### Short exercise
Only the lines from the one containing "What's the underlying" to the end of the records belong in the output; print them exactly.

### Given entries
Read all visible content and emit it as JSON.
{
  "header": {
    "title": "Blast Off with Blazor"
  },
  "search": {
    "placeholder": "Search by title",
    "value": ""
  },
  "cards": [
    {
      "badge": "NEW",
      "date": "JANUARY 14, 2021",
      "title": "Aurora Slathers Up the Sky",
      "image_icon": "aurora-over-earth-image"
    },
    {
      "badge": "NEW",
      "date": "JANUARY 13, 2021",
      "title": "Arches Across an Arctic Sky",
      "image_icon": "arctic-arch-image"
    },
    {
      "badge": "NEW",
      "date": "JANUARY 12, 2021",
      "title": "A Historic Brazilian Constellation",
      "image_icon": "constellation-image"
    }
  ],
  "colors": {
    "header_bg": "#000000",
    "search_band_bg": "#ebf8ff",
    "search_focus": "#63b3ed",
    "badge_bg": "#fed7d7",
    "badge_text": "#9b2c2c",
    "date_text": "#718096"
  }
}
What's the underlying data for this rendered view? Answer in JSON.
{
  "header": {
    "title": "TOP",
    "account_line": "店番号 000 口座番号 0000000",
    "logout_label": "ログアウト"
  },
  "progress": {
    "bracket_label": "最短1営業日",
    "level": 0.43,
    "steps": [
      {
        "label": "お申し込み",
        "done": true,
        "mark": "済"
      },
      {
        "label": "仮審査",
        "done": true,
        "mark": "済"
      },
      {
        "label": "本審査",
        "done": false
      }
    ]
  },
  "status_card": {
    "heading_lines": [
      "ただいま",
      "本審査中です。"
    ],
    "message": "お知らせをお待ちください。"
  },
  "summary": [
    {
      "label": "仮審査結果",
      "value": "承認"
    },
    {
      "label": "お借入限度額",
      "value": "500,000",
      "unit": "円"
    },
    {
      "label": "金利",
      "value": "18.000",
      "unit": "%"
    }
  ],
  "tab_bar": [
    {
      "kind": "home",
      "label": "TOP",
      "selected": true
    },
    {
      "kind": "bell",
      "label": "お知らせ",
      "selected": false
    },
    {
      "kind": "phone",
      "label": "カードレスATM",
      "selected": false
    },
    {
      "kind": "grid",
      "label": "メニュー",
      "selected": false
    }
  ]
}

### Output for this task
What's the underlying data for this rendered view? Answer in JSON.
{
  "header": {
    "title": "TOP",
    "account_line": "店番号 000 口座番号 0000000",
    "logout_label": "ログアウト"
  },
  "progress": {
    "bracket_label": "最短1営業日",
    "level": 0.43,
    "steps": [
      {
        "label": "お申し込み",
        "done": true,
        "mark": "済"
      },
      {
        "label": "仮審査",
        "done": true,
        "mark": "済"
      },
      {
        "label": "本審査",
        "done": false
      }
    ]
  },
  "status_card": {
    "heading_lines": [
      "ただいま",
      "本審査中です。"
    ],
    "message": "お知らせをお待ちください。"
  },
  "summary": [
    {
      "label": "仮審査結果",
      "value": "承認"
    },
    {
      "label": "お借入限度額",
      "value": "500,000",
      "unit": "円"
    },
    {
      "label": "金利",
      "value": "18.000",
      "unit": "%"
    }
  ],
  "tab_bar": [
    {
      "kind": "home",
      "label": "TOP",
      "selected": true
    },
    {
      "kind": "bell",
      "label": "お知らせ",
      "selected": false
    },
    {
      "kind": "phone",
      "label": "カードレスATM",
      "selected": false
    },
    {
      "kind": "grid",
      "label": "メニュー",
      "selected": false
    }
  ]
}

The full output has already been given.